Dataset entries:
::::::::::

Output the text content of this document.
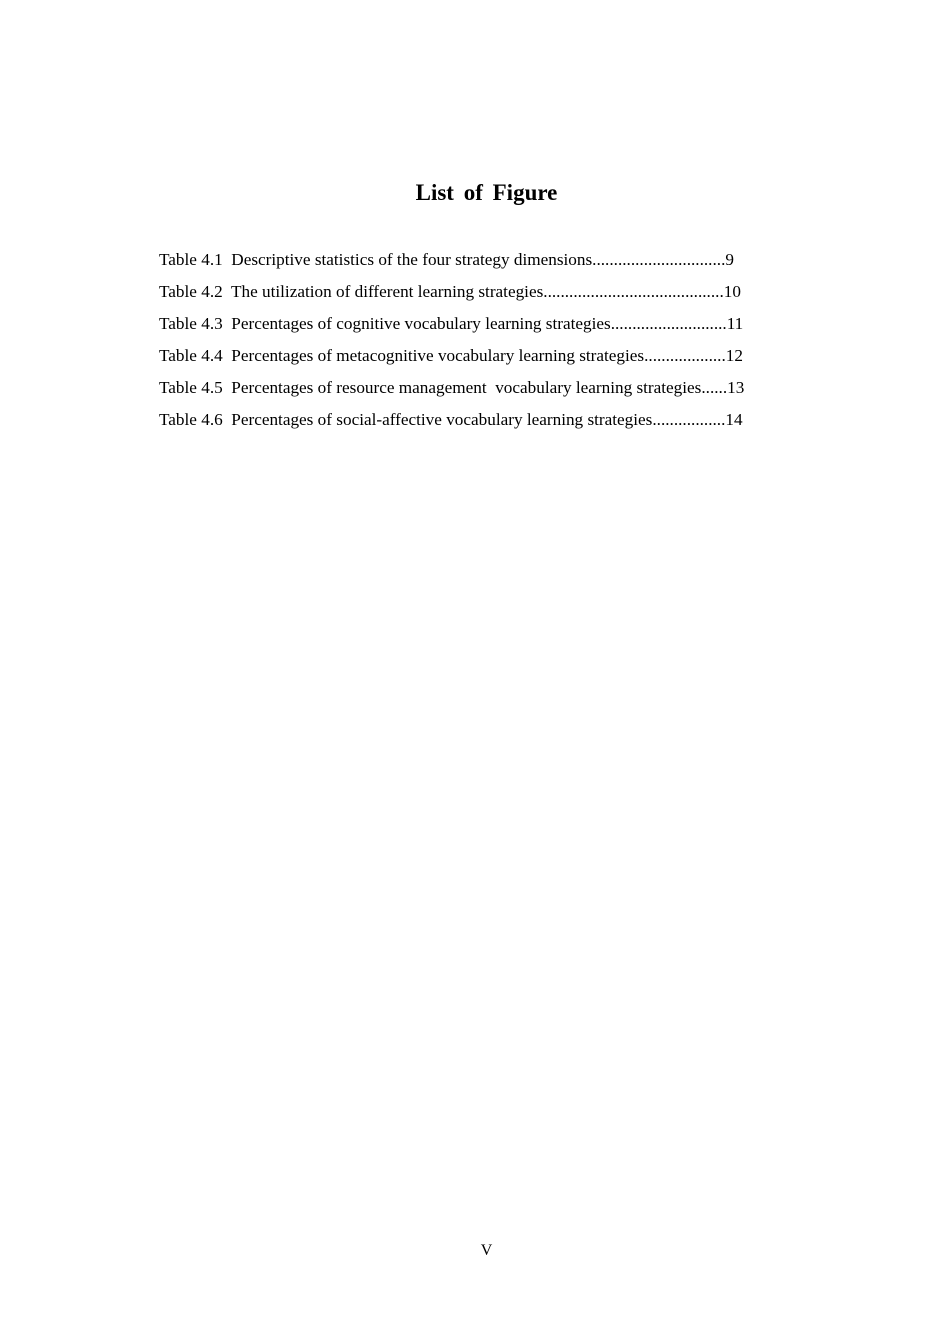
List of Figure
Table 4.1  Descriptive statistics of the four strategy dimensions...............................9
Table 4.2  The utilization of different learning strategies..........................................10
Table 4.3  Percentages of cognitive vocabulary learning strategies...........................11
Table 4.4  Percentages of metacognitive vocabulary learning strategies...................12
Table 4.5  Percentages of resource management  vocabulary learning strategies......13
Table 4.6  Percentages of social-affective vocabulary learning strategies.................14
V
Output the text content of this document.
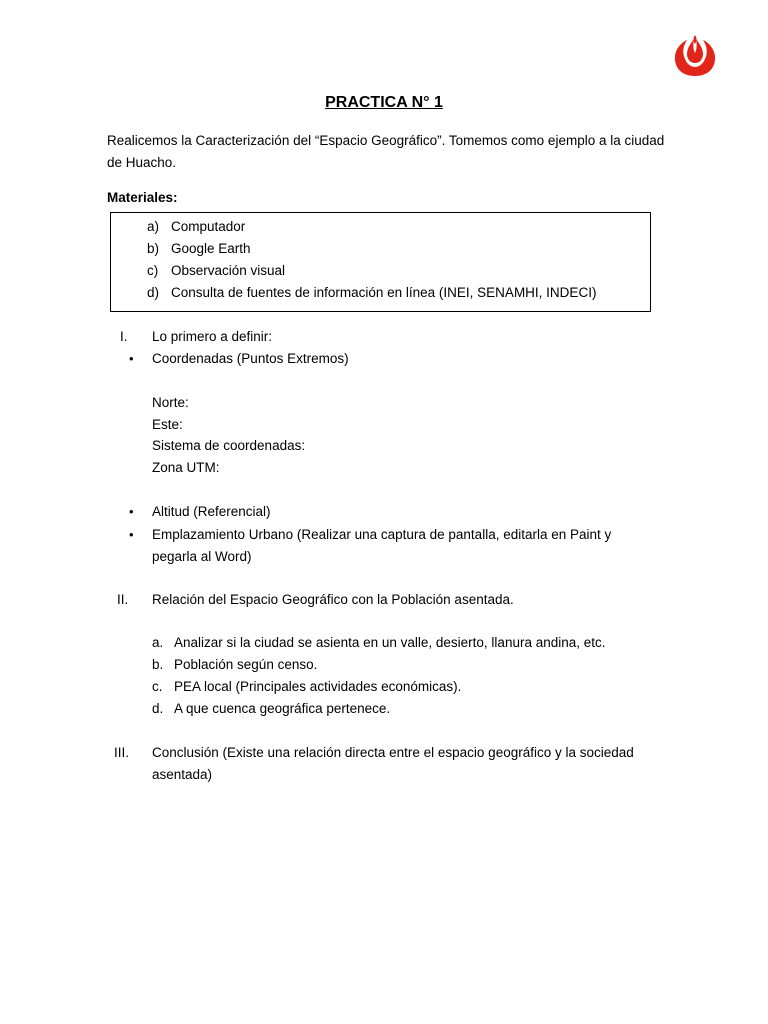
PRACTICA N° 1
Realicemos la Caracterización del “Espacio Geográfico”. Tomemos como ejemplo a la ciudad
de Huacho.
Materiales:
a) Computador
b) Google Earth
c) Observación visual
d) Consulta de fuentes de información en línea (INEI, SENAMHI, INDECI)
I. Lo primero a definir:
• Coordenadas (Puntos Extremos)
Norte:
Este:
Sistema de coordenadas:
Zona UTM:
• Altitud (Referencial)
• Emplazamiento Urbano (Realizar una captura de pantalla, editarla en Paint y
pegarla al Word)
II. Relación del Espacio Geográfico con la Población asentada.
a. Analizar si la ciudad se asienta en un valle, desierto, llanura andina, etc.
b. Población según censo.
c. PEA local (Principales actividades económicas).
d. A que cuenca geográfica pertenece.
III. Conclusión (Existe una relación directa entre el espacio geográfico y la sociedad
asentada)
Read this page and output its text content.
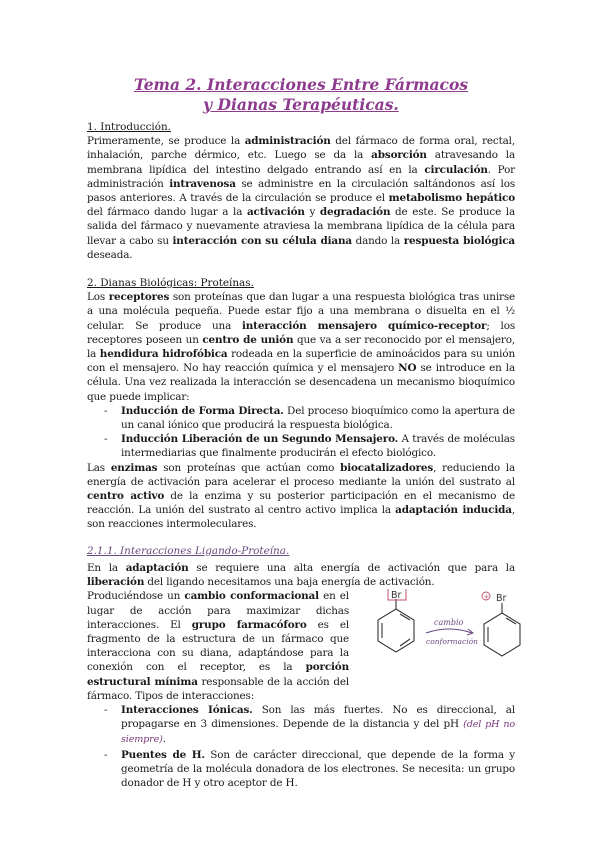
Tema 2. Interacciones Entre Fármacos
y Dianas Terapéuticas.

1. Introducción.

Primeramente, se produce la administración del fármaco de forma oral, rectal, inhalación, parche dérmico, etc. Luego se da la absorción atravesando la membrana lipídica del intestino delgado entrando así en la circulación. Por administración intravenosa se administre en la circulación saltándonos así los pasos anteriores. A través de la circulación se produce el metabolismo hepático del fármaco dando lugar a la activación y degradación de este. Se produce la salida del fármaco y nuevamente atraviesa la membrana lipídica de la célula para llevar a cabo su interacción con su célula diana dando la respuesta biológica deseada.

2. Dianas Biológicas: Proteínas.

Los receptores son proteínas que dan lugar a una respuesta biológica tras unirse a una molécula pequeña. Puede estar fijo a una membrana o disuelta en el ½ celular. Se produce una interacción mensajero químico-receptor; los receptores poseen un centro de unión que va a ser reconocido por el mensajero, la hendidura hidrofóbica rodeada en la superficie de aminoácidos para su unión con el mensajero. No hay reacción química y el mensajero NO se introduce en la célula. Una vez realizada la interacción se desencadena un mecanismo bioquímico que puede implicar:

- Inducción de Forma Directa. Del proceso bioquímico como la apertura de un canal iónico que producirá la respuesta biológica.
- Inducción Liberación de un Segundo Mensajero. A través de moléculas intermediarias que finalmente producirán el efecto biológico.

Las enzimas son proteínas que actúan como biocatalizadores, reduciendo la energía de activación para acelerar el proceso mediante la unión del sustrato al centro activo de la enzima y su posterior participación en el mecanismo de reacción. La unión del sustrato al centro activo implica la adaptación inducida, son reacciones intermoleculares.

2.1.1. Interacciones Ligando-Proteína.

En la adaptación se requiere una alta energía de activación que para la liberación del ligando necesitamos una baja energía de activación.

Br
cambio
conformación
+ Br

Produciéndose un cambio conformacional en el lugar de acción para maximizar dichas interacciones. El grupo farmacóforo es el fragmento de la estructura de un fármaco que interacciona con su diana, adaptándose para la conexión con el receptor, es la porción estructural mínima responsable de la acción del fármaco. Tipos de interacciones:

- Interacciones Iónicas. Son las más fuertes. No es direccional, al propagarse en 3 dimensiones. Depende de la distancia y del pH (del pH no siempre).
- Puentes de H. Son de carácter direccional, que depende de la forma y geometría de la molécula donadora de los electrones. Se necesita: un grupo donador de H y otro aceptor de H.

::::::::::

**YOUR INSTRUCTIONS:**
Extract all the entries word for word; omit any pictures.

**ANSWER TO THE TASK:**
Output the text content of this document.
List of Figure
Table 4.1  Descriptive statistics of the four strategy dimensions...............................9
Table 4.2  The utilization of different learning strategies..........................................10
Table 4.3  Percentages of cognitive vocabulary learning strategies...........................11
Table 4.4  Percentages of metacognitive vocabulary learning strategies...................12
Table 4.5  Percentages of resource management  vocabulary learning strategies......13
Table 4.6  Percentages of social-affective vocabulary learning strategies.................14
V
Output the text content of this document.
PRACTICA N° 1
Realicemos la Caracterización del “Espacio Geográfico”. Tomemos como ejemplo a la ciudad
de Huacho.
Materiales:
a) Computador
b) Google Earth
c) Observación visual
d) Consulta de fuentes de información en línea (INEI, SENAMHI, INDECI)
I. Lo primero a definir:
• Coordenadas (Puntos Extremos)
Norte:
Este:
Sistema de coordenadas:
Zona UTM:
• Altitud (Referencial)
• Emplazamiento Urbano (Realizar una captura de pantalla, editarla en Paint y
pegarla al Word)
II. Relación del Espacio Geográfico con la Población asentada.
a. Analizar si la ciudad se asienta en un valle, desierto, llanura andina, etc.
b. Población según censo.
c. PEA local (Principales actividades económicas).
d. A que cuenca geográfica pertenece.
III. Conclusión (Existe una relación directa entre el espacio geográfico y la sociedad
asentada)
Read this page and output its text content.
Tema 2. Interacciones Entre Fármacos
y Dianas Terapéuticas.

1. Introducción.

Primeramente, se produce la administración del fármaco de forma oral, rectal, inhalación, parche dérmico, etc. Luego se da la absorción atravesando la membrana lipídica del intestino delgado entrando así en la circulación. Por administración intravenosa se administre en la circulación saltándonos así los pasos anteriores. A través de la circulación se produce el metabolismo hepático del fármaco dando lugar a la activación y degradación de este. Se produce la salida del fármaco y nuevamente atraviesa la membrana lipídica de la célula para llevar a cabo su interacción con su célula diana dando la respuesta biológica deseada.

2. Dianas Biológicas: Proteínas.

Los receptores son proteínas que dan lugar a una respuesta biológica tras unirse a una molécula pequeña. Puede estar fijo a una membrana o disuelta en el ½ celular. Se produce una interacción mensajero químico-receptor; los receptores poseen un centro de unión que va a ser reconocido por el mensajero, la hendidura hidrofóbica rodeada en la superficie de aminoácidos para su unión con el mensajero. No hay reacción química y el mensajero NO se introduce en la célula. Una vez realizada la interacción se desencadena un mecanismo bioquímico que puede implicar:

- Inducción de Forma Directa. Del proceso bioquímico como la apertura de un canal iónico que producirá la respuesta biológica.
- Inducción Liberación de un Segundo Mensajero. A través de moléculas intermediarias que finalmente producirán el efecto biológico.

Las enzimas son proteínas que actúan como biocatalizadores, reduciendo la energía de activación para acelerar el proceso mediante la unión del sustrato al centro activo de la enzima y su posterior participación en el mecanismo de reacción. La unión del sustrato al centro activo implica la adaptación inducida, son reacciones intermoleculares.

2.1.1. Interacciones Ligando-Proteína.

En la adaptación se requiere una alta energía de activación que para la liberación del ligando necesitamos una baja energía de activación.

Br
cambio
conformación
+ Br

Produciéndose un cambio conformacional en el lugar de acción para maximizar dichas interacciones. El grupo farmacóforo es el fragmento de la estructura de un fármaco que interacciona con su diana, adaptándose para la conexión con el receptor, es la porción estructural mínima responsable de la acción del fármaco. Tipos de interacciones:

- Interacciones Iónicas. Son las más fuertes. No es direccional, al propagarse en 3 dimensiones. Depende de la distancia y del pH (del pH no siempre).
- Puentes de H. Son de carácter direccional, que depende de la forma y geometría de la molécula donadora de los electrones. Se necesita: un grupo donador de H y otro aceptor de H.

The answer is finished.